Task instructions | Word for word, quote all of the material, omitting the pictures.
----- Task data -----
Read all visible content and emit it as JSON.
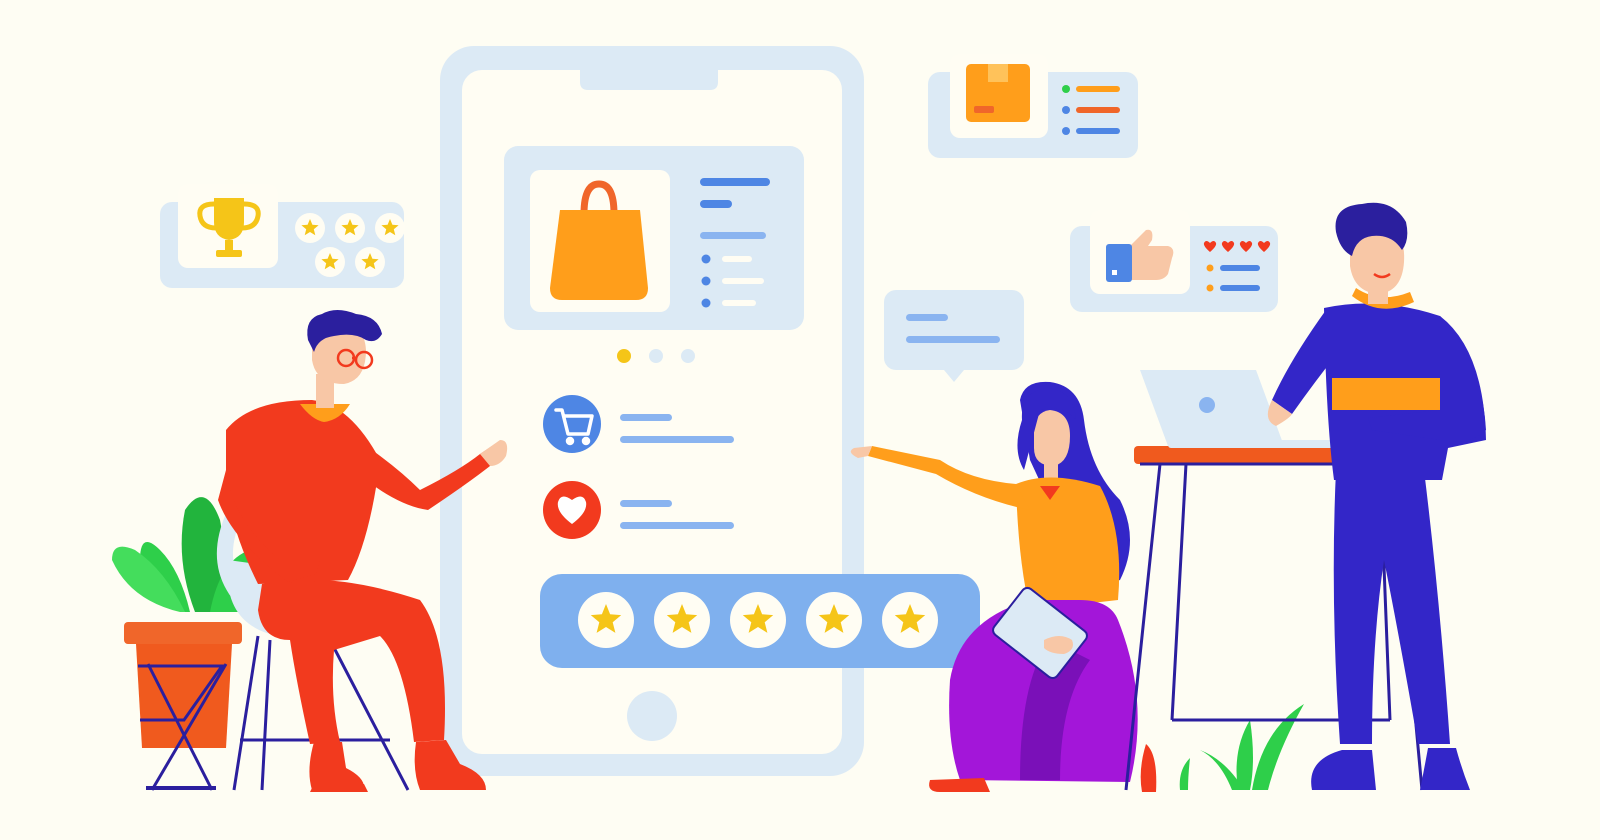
{
  "scene": "illustration",
  "colors": {
    "background": "#FEFDF3",
    "panel": "#DCEAF5",
    "phone_frame": "#DCEAF5",
    "phone_screen": "#FFFDF3",
    "accent_blue": "#4E86E4",
    "light_blue": "#8AB4F0",
    "bar_blue": "#7FB0EE",
    "gold": "#F5C518",
    "orange": "#FF9E1B",
    "red": "#F23A1E",
    "purple": "#A316D9",
    "navy": "#2B1F9E",
    "indigo": "#3326C8",
    "green": "#2ECF4A"
  },
  "icons": {
    "achievement_card": "trophy-icon",
    "package_card": "package-icon",
    "like_card": "thumbs-up-icon",
    "phone_product": "shopping-bag-icon",
    "cart_row": "shopping-cart-icon",
    "favorite_row": "heart-icon",
    "rating": "star-icon",
    "laptop": "laptop-icon"
  },
  "rating": {
    "stars_filled": 5,
    "stars_total": 5
  },
  "achievement_card": {
    "stars_shown": 5
  },
  "like_card": {
    "hearts_shown": 4
  },
  "carousel": {
    "dots_total": 3,
    "active_index": 0
  }
}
-----
Solution below |
Read all visible content and emit it as JSON.
{
  "scene": "illustration",
  "colors": {
    "background": "#FEFDF3",
    "panel": "#DCEAF5",
    "phone_frame": "#DCEAF5",
    "phone_screen": "#FFFDF3",
    "accent_blue": "#4E86E4",
    "light_blue": "#8AB4F0",
    "bar_blue": "#7FB0EE",
    "gold": "#F5C518",
    "orange": "#FF9E1B",
    "red": "#F23A1E",
    "purple": "#A316D9",
    "navy": "#2B1F9E",
    "indigo": "#3326C8",
    "green": "#2ECF4A"
  },
  "icons": {
    "achievement_card": "trophy-icon",
    "package_card": "package-icon",
    "like_card": "thumbs-up-icon",
    "phone_product": "shopping-bag-icon",
    "cart_row": "shopping-cart-icon",
    "favorite_row": "heart-icon",
    "rating": "star-icon",
    "laptop": "laptop-icon"
  },
  "rating": {
    "stars_filled": 5,
    "stars_total": 5
  },
  "achievement_card": {
    "stars_shown": 5
  },
  "like_card": {
    "hearts_shown": 4
  },
  "carousel": {
    "dots_total": 3,
    "active_index": 0
  }
}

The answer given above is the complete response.